─── Dataset extract

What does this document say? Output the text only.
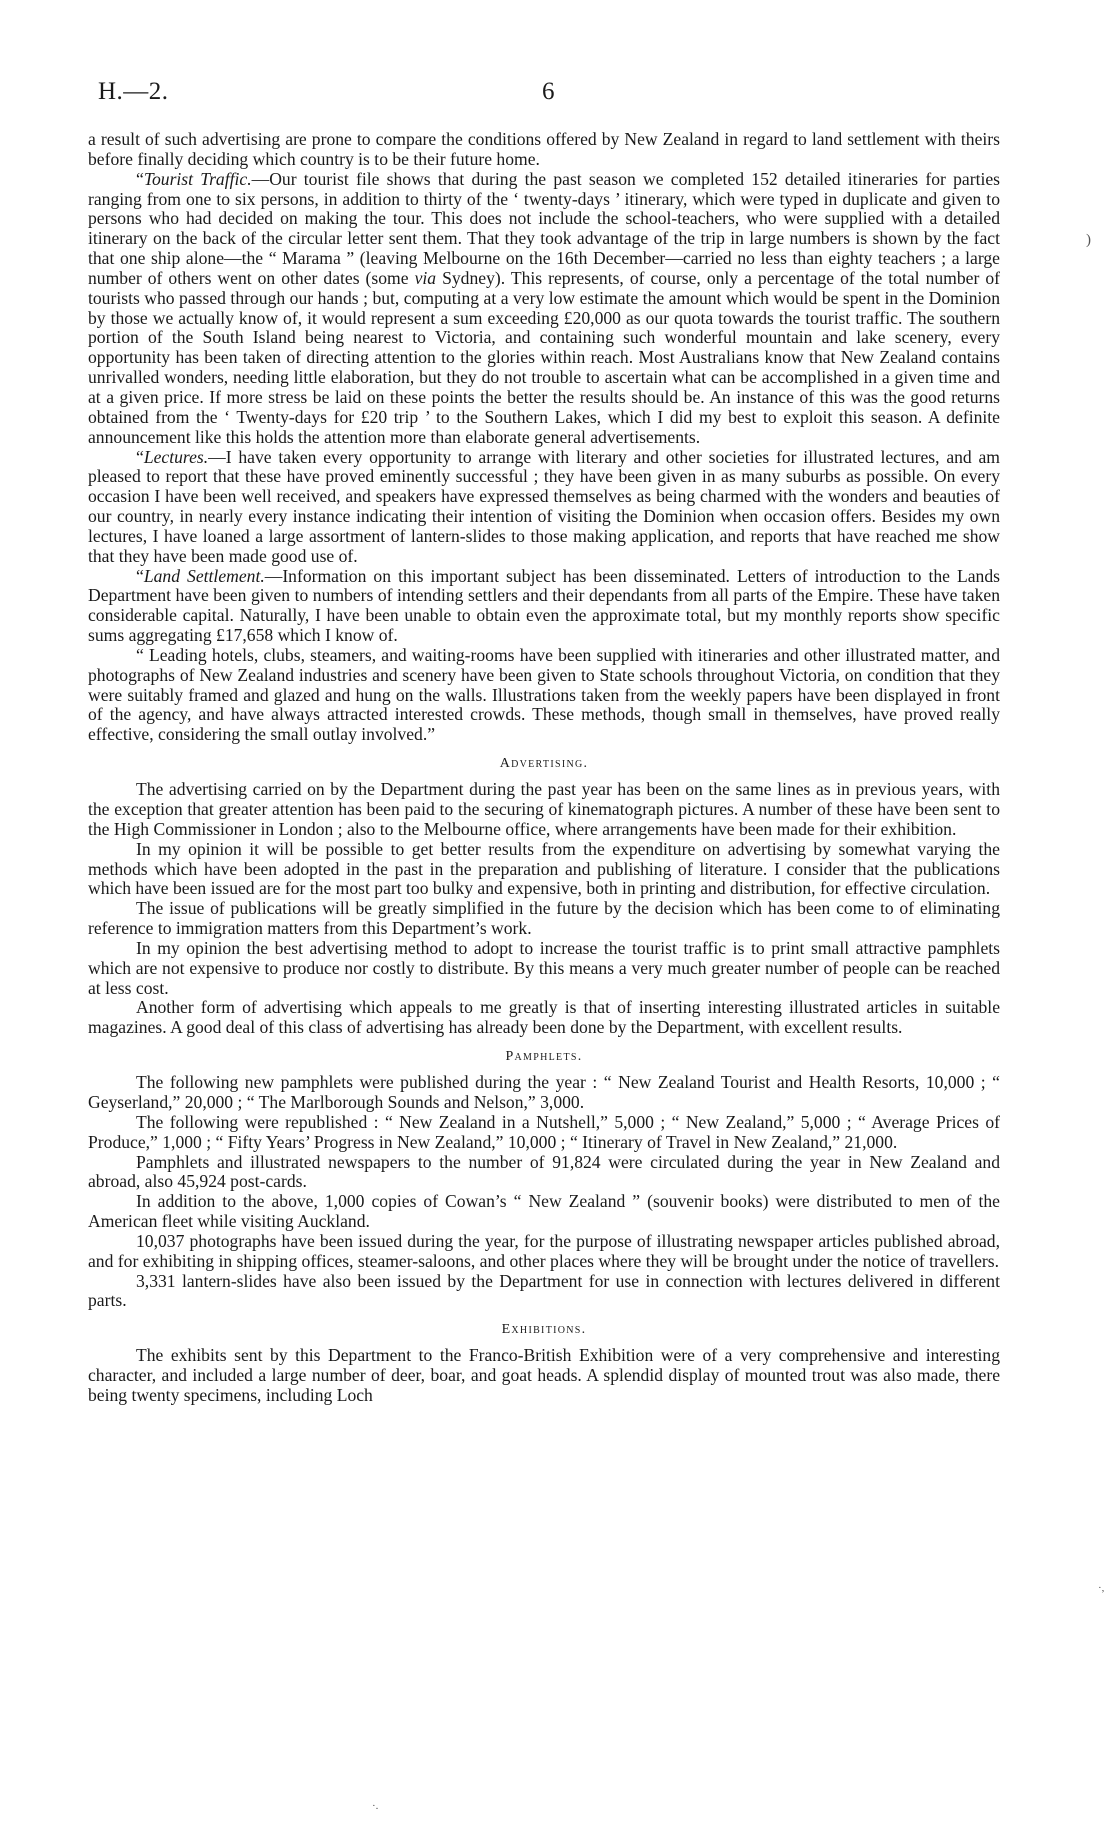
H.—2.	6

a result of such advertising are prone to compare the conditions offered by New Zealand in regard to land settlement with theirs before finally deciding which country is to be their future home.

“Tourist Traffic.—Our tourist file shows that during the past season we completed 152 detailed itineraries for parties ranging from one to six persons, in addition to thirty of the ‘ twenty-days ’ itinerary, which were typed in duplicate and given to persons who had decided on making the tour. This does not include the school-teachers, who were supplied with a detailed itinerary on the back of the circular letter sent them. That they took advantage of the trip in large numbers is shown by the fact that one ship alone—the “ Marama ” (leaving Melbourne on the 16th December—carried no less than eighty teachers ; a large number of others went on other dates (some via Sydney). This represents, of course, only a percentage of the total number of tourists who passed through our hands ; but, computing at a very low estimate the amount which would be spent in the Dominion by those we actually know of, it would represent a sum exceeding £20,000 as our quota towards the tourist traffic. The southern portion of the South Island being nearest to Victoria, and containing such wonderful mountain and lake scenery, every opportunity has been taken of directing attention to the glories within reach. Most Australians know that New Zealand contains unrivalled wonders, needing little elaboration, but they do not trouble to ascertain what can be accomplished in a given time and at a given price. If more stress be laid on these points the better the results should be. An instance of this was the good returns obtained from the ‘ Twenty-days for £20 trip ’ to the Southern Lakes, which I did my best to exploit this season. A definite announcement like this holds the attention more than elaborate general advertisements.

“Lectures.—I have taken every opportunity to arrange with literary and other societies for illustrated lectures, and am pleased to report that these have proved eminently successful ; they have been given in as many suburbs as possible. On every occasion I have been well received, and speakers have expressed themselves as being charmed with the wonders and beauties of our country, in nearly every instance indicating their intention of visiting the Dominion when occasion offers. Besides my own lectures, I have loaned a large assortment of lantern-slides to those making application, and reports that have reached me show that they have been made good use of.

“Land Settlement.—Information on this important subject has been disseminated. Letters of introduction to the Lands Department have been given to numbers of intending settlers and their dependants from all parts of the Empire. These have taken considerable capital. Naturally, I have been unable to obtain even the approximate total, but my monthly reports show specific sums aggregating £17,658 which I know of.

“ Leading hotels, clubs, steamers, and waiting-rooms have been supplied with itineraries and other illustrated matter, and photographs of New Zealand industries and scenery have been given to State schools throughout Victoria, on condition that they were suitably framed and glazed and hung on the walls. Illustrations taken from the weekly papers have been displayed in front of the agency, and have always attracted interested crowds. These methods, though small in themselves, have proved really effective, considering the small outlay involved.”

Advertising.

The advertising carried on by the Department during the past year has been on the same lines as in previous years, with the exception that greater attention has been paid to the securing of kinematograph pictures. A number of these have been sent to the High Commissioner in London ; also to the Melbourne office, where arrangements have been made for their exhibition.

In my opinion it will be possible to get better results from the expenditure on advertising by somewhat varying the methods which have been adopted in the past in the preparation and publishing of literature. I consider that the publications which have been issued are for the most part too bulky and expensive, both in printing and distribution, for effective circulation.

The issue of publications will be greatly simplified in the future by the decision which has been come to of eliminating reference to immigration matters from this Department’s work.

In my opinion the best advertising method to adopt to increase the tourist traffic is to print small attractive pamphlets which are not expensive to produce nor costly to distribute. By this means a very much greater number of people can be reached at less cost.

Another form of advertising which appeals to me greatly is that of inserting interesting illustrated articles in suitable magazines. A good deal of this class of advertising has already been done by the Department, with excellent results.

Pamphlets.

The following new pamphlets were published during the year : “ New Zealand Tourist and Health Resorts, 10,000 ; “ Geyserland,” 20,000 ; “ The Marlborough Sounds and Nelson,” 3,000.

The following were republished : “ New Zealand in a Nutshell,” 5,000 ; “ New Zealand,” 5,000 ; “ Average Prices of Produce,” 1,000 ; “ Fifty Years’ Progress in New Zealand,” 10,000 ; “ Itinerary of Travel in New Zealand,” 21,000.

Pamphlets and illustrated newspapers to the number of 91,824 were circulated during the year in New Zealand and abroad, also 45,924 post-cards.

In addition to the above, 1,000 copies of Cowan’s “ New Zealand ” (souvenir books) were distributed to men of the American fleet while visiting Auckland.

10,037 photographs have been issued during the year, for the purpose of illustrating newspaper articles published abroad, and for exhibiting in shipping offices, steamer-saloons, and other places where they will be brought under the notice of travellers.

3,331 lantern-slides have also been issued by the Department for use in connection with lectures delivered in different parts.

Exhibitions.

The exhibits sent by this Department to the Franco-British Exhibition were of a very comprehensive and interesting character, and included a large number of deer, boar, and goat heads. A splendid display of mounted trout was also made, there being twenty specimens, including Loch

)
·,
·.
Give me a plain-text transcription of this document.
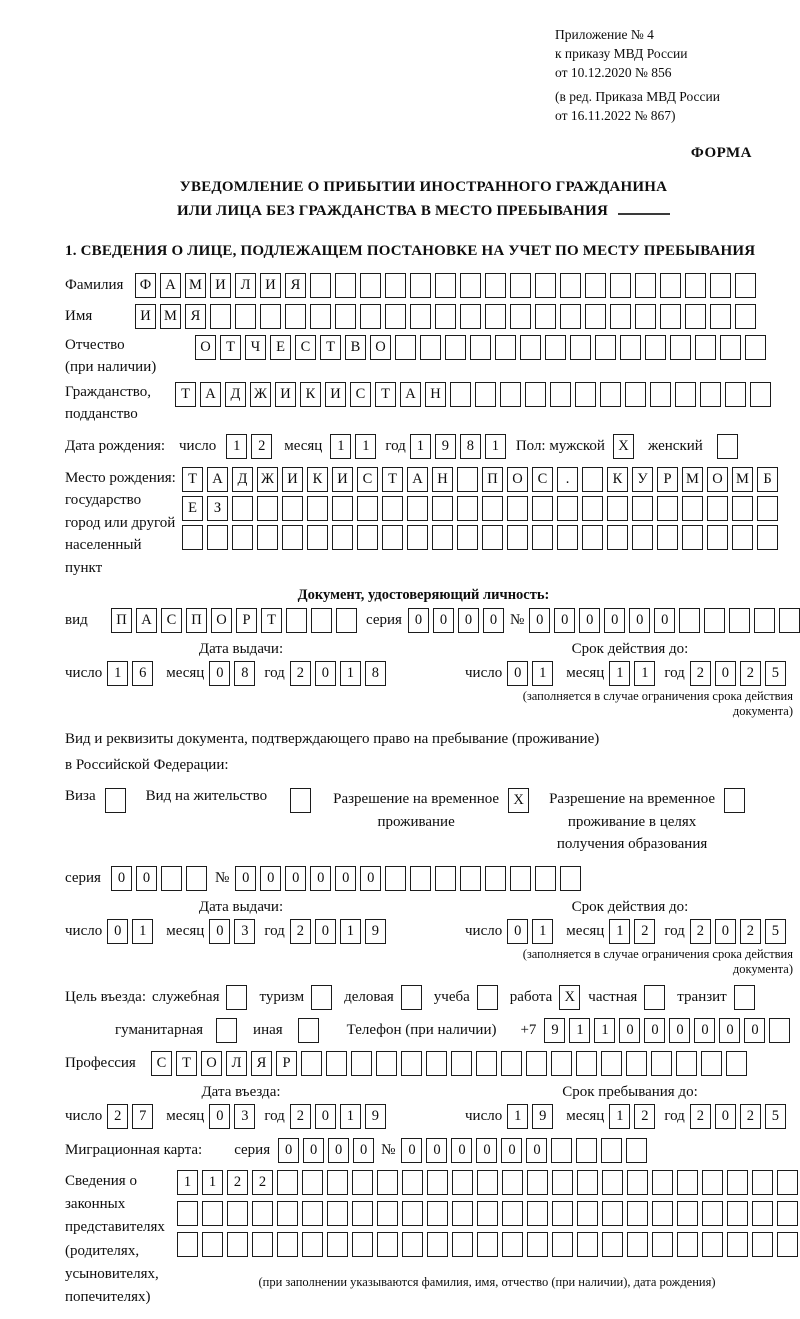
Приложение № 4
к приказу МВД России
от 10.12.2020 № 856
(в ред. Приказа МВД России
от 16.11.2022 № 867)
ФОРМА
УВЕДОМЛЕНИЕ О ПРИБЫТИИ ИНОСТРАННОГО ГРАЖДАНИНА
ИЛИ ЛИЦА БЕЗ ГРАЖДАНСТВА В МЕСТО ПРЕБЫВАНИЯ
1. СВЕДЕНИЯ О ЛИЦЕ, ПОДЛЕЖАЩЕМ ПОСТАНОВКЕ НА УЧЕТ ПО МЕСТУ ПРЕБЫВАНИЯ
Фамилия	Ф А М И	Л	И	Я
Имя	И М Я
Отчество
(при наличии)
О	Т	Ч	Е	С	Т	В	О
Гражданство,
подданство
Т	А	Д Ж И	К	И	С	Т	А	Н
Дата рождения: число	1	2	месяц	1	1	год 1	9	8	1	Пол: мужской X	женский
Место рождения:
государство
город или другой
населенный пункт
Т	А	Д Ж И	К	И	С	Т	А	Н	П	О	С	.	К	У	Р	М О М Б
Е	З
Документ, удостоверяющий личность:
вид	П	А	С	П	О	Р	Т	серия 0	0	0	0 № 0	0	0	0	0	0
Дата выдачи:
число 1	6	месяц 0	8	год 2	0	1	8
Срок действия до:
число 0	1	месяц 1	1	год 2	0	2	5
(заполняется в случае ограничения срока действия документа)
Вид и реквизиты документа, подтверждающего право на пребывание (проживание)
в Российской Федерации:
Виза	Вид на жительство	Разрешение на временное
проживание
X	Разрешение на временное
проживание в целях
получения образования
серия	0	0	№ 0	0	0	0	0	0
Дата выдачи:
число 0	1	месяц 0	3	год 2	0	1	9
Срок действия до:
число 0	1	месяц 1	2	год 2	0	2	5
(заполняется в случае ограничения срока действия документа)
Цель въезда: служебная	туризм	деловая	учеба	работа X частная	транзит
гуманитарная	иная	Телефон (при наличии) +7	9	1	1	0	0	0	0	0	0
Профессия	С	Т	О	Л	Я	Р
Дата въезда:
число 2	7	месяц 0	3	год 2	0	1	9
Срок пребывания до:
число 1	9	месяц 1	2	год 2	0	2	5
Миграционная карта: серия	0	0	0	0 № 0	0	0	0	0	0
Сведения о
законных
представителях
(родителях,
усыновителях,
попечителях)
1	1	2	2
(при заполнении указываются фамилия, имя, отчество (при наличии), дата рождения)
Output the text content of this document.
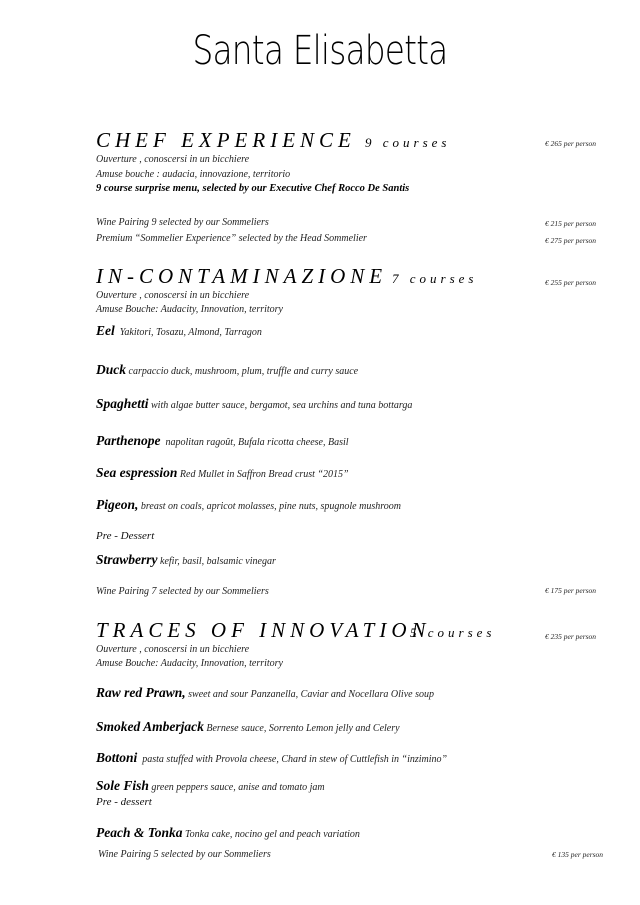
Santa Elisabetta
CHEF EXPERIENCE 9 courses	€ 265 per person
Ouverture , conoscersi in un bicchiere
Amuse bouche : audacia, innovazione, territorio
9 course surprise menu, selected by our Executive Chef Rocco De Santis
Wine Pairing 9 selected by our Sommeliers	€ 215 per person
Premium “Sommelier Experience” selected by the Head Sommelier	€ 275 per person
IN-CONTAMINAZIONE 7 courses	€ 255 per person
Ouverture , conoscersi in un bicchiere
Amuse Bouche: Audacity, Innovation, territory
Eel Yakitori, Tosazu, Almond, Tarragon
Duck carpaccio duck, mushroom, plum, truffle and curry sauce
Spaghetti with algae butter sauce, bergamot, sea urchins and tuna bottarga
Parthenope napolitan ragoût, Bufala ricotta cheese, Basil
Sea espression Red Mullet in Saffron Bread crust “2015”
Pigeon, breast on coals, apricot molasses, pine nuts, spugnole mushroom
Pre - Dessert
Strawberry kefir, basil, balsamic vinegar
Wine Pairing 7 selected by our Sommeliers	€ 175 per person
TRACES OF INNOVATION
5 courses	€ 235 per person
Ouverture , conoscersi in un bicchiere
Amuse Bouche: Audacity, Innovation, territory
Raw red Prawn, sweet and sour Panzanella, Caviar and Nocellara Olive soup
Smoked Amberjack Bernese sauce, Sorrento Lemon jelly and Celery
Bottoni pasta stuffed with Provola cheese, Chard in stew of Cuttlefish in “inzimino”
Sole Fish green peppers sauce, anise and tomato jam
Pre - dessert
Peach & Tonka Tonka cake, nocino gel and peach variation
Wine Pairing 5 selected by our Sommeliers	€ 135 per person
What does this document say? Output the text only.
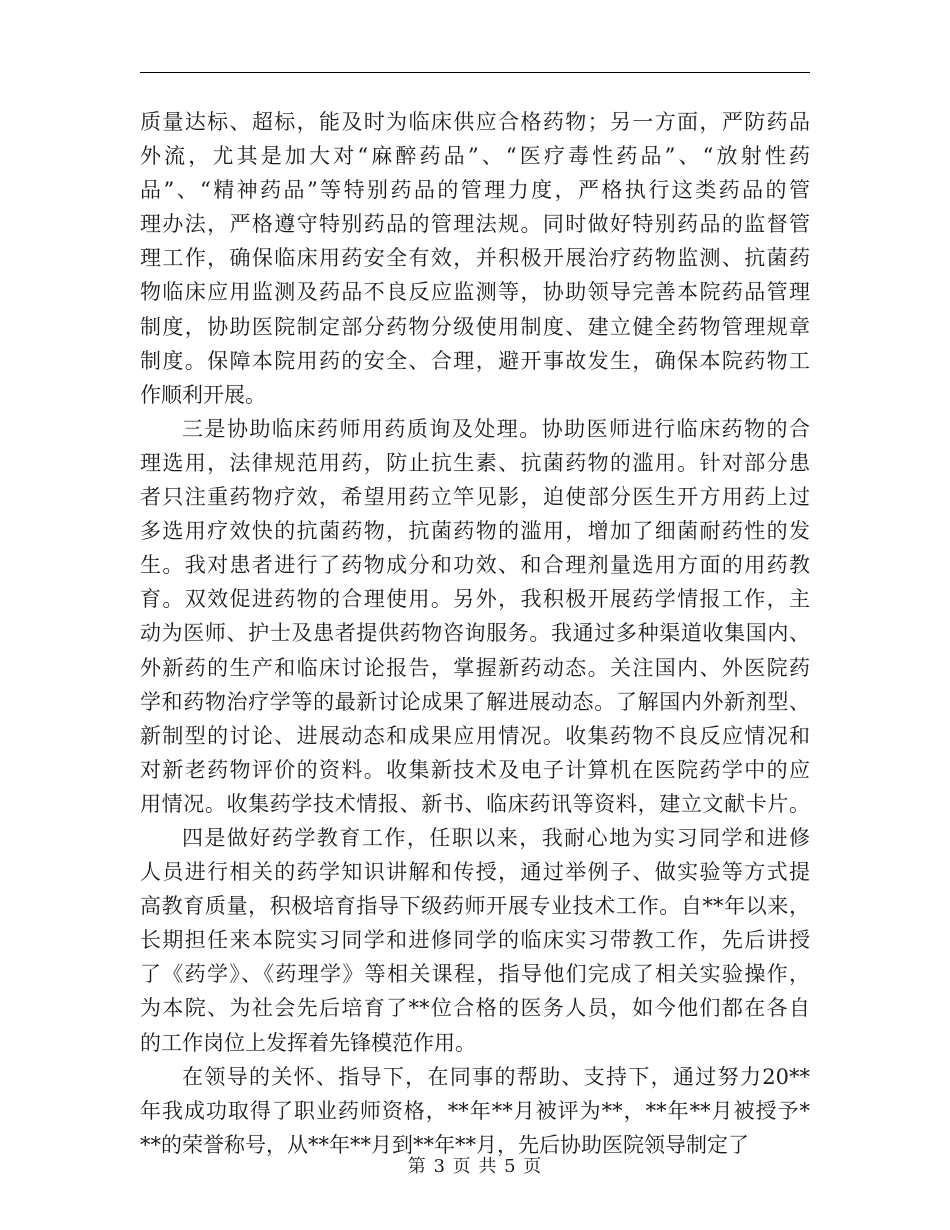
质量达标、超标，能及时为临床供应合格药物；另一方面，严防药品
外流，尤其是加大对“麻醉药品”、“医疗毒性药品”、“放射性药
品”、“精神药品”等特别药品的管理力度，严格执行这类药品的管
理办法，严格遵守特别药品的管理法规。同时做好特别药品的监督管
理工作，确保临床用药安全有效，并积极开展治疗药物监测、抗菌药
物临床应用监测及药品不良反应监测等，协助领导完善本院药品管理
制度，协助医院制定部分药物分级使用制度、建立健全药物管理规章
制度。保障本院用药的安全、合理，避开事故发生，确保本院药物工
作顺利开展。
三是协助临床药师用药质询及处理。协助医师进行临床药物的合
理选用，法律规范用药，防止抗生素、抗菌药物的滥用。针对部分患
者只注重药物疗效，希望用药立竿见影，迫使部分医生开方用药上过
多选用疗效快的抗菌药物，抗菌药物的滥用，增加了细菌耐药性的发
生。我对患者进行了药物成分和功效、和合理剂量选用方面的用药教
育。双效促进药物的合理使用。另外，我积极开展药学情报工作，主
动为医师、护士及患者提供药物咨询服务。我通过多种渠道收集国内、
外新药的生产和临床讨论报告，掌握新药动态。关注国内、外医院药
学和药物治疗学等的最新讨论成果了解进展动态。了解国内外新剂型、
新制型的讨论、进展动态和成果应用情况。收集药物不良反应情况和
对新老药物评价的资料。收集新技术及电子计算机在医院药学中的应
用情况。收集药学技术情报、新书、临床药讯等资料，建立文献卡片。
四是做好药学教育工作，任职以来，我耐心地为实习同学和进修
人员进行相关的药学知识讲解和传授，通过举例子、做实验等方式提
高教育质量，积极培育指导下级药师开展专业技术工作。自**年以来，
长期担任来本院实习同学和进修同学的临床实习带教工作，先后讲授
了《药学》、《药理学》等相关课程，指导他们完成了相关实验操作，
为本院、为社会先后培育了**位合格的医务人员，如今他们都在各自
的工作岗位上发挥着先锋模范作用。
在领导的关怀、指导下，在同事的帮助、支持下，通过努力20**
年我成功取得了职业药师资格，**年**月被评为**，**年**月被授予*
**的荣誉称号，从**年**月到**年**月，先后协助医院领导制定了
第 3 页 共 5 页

──────

Task prompt :: Search the listing for the word "Pairing". Copy every line in which it occurs.

Task response ::
Wine Pairing 9 selected by our Sommeliers	€ 215 per person
Wine Pairing 7 selected by our Sommeliers	€ 175 per person
Wine Pairing 5 selected by our Sommeliers	€ 135 per person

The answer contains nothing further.